→ Given task:
Filter this data down to the lines that hold "Development", and copy them.

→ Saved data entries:
# # # #
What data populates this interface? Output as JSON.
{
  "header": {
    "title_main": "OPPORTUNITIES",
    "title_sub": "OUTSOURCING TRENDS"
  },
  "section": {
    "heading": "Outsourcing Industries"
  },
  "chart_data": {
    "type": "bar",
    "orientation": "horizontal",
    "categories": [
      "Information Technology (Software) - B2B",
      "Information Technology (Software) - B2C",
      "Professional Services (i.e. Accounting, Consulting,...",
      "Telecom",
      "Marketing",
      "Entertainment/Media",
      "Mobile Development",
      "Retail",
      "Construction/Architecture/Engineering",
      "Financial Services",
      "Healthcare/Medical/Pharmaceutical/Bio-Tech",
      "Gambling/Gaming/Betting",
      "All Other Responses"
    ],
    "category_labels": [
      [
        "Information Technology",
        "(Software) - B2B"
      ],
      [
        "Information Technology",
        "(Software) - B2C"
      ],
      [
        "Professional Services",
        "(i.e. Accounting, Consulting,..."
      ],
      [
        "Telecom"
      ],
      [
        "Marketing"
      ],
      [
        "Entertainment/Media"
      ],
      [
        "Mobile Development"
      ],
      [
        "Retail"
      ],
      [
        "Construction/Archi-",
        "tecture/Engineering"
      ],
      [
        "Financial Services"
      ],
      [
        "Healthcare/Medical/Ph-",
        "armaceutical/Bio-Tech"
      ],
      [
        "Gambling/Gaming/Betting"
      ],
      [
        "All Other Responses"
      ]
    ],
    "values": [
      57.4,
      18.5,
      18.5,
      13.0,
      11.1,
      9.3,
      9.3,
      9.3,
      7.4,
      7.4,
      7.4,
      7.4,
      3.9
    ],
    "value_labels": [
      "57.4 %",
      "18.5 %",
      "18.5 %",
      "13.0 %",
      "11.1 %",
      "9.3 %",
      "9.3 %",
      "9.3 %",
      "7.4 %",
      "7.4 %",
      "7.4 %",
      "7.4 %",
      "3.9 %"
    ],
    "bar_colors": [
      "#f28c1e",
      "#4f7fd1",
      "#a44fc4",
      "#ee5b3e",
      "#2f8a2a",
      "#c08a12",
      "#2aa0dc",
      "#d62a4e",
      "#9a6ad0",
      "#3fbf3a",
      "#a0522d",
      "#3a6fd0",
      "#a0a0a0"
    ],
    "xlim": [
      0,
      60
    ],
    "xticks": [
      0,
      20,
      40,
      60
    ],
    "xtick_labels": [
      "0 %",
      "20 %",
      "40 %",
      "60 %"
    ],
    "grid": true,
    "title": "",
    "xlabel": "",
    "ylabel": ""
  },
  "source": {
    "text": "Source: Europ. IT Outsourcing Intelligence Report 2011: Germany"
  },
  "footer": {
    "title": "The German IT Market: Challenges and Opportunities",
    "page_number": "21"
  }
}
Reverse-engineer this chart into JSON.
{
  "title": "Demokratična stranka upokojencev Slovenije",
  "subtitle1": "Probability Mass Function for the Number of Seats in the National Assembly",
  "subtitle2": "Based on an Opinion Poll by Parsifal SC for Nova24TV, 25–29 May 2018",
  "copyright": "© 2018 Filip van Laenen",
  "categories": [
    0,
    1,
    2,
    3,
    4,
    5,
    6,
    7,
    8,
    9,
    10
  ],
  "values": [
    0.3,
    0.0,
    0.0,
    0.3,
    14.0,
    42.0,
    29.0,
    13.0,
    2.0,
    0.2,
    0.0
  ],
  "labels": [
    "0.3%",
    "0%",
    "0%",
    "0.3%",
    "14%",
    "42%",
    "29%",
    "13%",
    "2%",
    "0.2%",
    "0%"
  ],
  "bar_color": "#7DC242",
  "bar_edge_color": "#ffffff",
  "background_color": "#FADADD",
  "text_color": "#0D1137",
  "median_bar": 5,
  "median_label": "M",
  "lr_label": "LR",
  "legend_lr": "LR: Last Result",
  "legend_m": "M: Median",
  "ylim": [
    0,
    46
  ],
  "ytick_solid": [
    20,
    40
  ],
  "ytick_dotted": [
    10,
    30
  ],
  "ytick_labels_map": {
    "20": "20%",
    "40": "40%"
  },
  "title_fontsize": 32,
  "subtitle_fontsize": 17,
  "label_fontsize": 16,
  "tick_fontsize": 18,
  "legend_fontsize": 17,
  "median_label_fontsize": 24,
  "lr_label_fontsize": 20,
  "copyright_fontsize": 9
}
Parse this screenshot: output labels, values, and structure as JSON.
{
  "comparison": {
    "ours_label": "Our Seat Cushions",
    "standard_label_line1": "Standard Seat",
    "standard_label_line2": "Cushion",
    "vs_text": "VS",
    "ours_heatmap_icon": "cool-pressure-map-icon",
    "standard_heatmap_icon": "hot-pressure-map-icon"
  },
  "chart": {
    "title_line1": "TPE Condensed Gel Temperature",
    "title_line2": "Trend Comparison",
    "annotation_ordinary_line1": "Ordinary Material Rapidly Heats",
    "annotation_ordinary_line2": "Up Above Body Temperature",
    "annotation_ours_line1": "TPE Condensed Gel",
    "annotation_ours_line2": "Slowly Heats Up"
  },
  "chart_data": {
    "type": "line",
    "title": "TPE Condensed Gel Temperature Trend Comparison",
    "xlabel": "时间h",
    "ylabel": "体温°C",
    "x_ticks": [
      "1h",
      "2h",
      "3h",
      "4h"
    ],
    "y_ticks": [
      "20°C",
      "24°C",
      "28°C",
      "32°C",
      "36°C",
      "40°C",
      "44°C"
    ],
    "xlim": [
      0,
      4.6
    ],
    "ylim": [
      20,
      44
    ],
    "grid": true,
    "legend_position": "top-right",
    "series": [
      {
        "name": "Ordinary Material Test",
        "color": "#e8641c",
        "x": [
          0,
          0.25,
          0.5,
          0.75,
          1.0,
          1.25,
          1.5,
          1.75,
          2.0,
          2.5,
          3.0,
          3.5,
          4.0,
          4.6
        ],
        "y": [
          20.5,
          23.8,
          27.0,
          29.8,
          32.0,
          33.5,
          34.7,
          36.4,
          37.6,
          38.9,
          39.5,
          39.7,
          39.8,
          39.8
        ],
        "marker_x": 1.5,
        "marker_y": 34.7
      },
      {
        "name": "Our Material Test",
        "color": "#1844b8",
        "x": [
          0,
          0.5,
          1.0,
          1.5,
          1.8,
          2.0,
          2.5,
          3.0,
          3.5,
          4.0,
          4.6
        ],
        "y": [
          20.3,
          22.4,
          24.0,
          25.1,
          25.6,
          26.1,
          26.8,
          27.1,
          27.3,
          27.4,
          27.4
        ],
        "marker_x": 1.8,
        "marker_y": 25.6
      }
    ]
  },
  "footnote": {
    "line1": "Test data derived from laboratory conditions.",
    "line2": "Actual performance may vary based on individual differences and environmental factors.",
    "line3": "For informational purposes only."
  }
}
# # # #
→ Worked solution:
      "Mobile Development",
        "Mobile Development"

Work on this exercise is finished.